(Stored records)
------------------------------------------------------------------------

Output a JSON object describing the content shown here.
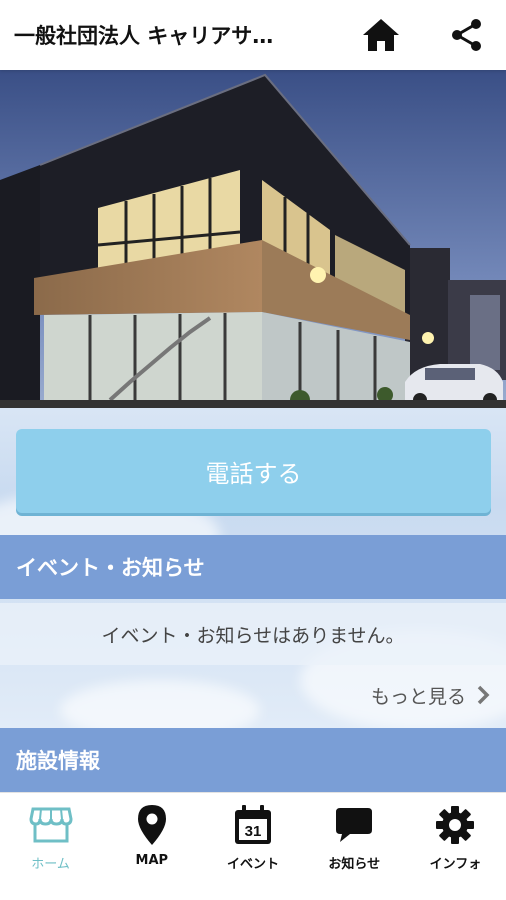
{
  "app_bar": {
    "title": "一般社団法人 キャリアサ…",
    "home_icon": "home-icon",
    "share_icon": "share-icon"
  },
  "hero": {
    "description": "Exterior photo of a two-story glass and wood building at dusk"
  },
  "call_button": {
    "label": "電話する"
  },
  "events": {
    "header": "イベント・お知らせ",
    "empty_message": "イベント・お知らせはありません。",
    "more_label": "もっと見る"
  },
  "facility": {
    "header": "施設情報"
  },
  "tabs": [
    {
      "label": "ホーム",
      "icon": "store-icon",
      "active": true
    },
    {
      "label": "MAP",
      "icon": "map-pin-icon",
      "active": false
    },
    {
      "label": "イベント",
      "icon": "calendar-icon",
      "calendar_day": "31",
      "active": false
    },
    {
      "label": "お知らせ",
      "icon": "chat-bubble-icon",
      "active": false
    },
    {
      "label": "インフォ",
      "icon": "gear-icon",
      "active": false
    }
  ],
  "colors": {
    "call_button": "#8ecfec",
    "section_header": "#7a9ed6",
    "active_tab": "#6fbfc6"
  }
}
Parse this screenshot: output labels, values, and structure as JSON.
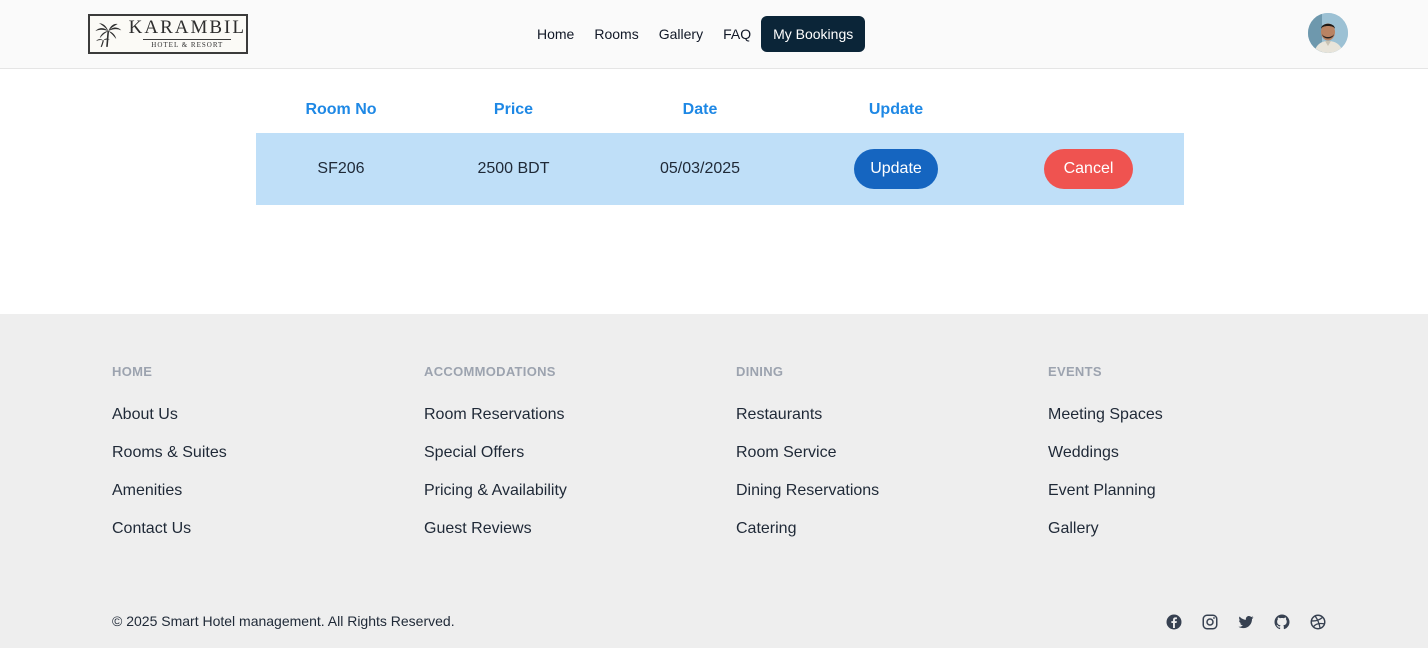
{
  "brand": {
    "name": "KARAMBIL",
    "subtitle": "HOTEL & RESORT"
  },
  "nav": {
    "items": [
      "Home",
      "Rooms",
      "Gallery",
      "FAQ",
      "My Bookings"
    ],
    "active": "My Bookings"
  },
  "bookings": {
    "headers": [
      "Room No",
      "Price",
      "Date",
      "Update"
    ],
    "rows": [
      {
        "room_no": "SF206",
        "price": "2500 BDT",
        "date": "05/03/2025",
        "update_label": "Update",
        "cancel_label": "Cancel"
      }
    ]
  },
  "footer": {
    "columns": [
      {
        "heading": "HOME",
        "links": [
          "About Us",
          "Rooms & Suites",
          "Amenities",
          "Contact Us"
        ]
      },
      {
        "heading": "ACCOMMODATIONS",
        "links": [
          "Room Reservations",
          "Special Offers",
          "Pricing & Availability",
          "Guest Reviews"
        ]
      },
      {
        "heading": "DINING",
        "links": [
          "Restaurants",
          "Room Service",
          "Dining Reservations",
          "Catering"
        ]
      },
      {
        "heading": "EVENTS",
        "links": [
          "Meeting Spaces",
          "Weddings",
          "Event Planning",
          "Gallery"
        ]
      }
    ],
    "copyright": "© 2025 Smart Hotel management. All Rights Reserved.",
    "socials": [
      "facebook-icon",
      "instagram-icon",
      "twitter-icon",
      "github-icon",
      "dribbble-icon"
    ]
  },
  "colors": {
    "accent": "#1e88e5",
    "update_button": "#1565c0",
    "cancel_button": "#ef5350",
    "nav_active": "#0b2538",
    "row_highlight": "#bfdff8",
    "footer_bg": "#eeeeee"
  }
}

------------------------------------------------------------------------

**SET TASK:**
Copy every line above that holds the word "イベント".

**RESPONSE BELOW:**
    "header": "イベント・お知らせ",
    "empty_message": "イベント・お知らせはありません。",
      "label": "イベント",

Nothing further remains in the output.